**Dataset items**
+ + +

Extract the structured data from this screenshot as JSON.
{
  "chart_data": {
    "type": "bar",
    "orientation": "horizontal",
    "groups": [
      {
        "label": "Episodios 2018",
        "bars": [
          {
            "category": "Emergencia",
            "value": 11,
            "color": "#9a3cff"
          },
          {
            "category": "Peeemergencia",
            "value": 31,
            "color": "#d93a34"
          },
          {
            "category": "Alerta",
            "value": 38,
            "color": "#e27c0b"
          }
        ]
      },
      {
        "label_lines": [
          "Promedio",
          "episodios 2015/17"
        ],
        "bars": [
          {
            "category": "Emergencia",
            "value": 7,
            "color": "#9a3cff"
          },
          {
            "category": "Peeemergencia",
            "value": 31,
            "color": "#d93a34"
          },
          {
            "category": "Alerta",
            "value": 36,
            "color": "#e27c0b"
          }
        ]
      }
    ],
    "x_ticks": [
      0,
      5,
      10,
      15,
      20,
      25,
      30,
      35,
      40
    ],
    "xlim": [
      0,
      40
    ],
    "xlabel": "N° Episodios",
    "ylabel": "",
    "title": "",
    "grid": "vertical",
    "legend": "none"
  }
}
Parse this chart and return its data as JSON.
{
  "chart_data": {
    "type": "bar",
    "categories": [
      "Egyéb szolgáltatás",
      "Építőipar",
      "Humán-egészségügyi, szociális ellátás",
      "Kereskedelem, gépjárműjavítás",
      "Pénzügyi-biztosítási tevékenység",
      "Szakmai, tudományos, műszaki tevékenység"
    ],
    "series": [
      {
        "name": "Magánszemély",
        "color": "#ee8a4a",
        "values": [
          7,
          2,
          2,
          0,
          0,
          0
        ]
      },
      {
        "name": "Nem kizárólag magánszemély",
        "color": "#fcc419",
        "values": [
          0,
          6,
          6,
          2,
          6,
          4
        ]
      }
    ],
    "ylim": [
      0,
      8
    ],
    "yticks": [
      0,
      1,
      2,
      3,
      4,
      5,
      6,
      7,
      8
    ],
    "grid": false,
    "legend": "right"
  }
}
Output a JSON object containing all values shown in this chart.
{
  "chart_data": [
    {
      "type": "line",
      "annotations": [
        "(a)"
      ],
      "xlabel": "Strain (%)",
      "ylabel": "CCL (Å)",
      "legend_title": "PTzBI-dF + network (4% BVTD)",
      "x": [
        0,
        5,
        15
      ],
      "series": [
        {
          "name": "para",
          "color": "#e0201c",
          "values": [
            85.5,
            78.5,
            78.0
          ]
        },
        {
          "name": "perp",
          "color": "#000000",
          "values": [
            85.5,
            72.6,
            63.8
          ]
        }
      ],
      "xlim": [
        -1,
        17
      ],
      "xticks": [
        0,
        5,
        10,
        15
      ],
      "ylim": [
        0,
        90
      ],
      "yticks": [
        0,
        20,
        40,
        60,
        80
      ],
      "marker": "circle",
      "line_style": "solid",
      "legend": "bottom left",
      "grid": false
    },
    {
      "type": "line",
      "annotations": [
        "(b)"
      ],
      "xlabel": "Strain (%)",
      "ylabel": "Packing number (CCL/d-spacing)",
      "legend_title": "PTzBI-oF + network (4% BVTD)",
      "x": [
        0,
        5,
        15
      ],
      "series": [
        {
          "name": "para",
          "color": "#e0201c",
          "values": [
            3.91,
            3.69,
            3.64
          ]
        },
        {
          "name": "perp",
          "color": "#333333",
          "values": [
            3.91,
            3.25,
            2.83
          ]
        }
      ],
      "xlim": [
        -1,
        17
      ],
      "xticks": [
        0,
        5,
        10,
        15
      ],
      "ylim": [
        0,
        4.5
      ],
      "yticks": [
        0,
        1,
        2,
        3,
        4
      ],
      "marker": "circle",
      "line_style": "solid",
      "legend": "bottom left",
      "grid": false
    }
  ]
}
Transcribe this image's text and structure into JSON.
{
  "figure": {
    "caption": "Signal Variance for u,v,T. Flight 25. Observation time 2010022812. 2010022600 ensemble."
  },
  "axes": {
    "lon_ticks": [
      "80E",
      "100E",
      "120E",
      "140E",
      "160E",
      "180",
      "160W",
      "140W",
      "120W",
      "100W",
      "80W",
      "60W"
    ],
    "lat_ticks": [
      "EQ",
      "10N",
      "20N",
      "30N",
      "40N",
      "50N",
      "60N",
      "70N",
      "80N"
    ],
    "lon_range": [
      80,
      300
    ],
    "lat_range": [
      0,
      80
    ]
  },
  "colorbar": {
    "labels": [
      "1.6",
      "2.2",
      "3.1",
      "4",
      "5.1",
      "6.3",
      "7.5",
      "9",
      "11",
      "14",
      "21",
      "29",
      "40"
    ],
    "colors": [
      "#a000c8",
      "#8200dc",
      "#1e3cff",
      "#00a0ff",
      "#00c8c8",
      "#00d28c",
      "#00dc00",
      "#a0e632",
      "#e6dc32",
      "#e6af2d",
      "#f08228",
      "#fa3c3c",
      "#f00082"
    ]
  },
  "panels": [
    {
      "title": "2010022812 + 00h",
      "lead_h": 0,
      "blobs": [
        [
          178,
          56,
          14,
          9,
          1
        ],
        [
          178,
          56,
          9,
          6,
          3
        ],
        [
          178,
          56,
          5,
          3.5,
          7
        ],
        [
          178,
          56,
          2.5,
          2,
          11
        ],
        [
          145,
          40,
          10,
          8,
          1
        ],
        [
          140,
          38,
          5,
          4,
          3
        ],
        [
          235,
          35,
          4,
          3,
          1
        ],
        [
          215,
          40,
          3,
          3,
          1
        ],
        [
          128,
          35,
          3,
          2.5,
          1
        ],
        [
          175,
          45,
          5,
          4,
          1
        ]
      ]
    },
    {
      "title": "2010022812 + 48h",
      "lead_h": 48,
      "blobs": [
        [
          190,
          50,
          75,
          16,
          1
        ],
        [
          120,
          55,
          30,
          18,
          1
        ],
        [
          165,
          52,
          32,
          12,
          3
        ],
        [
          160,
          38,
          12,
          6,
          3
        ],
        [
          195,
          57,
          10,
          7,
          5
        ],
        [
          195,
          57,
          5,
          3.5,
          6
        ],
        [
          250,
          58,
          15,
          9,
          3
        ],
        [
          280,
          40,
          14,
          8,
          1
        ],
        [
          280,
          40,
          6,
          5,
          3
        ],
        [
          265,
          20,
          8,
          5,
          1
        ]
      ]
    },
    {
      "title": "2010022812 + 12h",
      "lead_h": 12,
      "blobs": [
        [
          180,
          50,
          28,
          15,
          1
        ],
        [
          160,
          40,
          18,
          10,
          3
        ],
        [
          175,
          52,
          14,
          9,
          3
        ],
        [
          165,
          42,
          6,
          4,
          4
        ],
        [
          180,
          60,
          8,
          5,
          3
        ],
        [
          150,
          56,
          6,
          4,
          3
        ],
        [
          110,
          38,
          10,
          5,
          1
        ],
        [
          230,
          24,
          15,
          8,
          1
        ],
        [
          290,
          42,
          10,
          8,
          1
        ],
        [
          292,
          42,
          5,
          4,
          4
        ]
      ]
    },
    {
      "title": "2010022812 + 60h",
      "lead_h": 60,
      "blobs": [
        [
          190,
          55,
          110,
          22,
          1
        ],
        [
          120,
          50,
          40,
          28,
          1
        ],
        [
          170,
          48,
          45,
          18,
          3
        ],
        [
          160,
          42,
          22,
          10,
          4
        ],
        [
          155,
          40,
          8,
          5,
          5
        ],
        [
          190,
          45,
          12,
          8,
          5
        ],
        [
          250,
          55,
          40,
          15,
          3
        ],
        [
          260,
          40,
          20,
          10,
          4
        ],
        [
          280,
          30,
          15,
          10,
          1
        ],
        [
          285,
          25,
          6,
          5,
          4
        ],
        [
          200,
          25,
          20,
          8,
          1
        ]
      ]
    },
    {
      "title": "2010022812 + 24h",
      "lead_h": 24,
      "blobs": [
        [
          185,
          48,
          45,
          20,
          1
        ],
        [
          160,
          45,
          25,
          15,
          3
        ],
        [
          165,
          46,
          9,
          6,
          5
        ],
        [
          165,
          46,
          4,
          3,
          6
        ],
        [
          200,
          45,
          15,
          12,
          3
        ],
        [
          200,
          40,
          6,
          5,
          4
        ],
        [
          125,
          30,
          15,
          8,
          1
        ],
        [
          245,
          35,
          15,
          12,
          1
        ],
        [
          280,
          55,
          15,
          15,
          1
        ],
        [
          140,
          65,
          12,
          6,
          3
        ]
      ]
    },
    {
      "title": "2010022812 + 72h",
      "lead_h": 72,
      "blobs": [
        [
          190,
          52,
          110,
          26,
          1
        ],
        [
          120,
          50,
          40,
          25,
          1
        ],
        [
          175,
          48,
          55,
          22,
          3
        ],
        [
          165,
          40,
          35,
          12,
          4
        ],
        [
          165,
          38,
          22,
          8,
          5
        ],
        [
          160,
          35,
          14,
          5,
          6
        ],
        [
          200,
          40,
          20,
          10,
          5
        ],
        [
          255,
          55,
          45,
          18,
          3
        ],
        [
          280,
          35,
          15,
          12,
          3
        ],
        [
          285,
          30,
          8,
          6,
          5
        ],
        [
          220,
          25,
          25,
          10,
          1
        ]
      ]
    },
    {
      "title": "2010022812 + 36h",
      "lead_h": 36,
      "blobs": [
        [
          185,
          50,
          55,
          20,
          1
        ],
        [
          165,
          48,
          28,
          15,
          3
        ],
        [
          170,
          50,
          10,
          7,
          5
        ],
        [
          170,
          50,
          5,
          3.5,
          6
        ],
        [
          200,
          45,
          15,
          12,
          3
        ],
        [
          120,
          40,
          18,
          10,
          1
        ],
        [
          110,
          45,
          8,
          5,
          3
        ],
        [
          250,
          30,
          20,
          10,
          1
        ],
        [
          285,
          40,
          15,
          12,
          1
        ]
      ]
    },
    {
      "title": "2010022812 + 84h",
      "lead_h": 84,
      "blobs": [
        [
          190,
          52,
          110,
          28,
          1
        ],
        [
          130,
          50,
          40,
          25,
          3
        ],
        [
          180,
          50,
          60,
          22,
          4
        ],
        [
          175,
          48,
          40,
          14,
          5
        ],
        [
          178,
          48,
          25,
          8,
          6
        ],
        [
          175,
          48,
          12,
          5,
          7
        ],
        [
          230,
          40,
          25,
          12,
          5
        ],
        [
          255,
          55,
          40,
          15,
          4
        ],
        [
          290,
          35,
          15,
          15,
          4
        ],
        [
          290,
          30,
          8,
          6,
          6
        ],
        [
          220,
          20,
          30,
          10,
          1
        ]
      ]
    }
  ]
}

+ + +

**Objective**
Say how many lines in the records hold the string "BVTD", and say nothing else.

**Response to the task**
2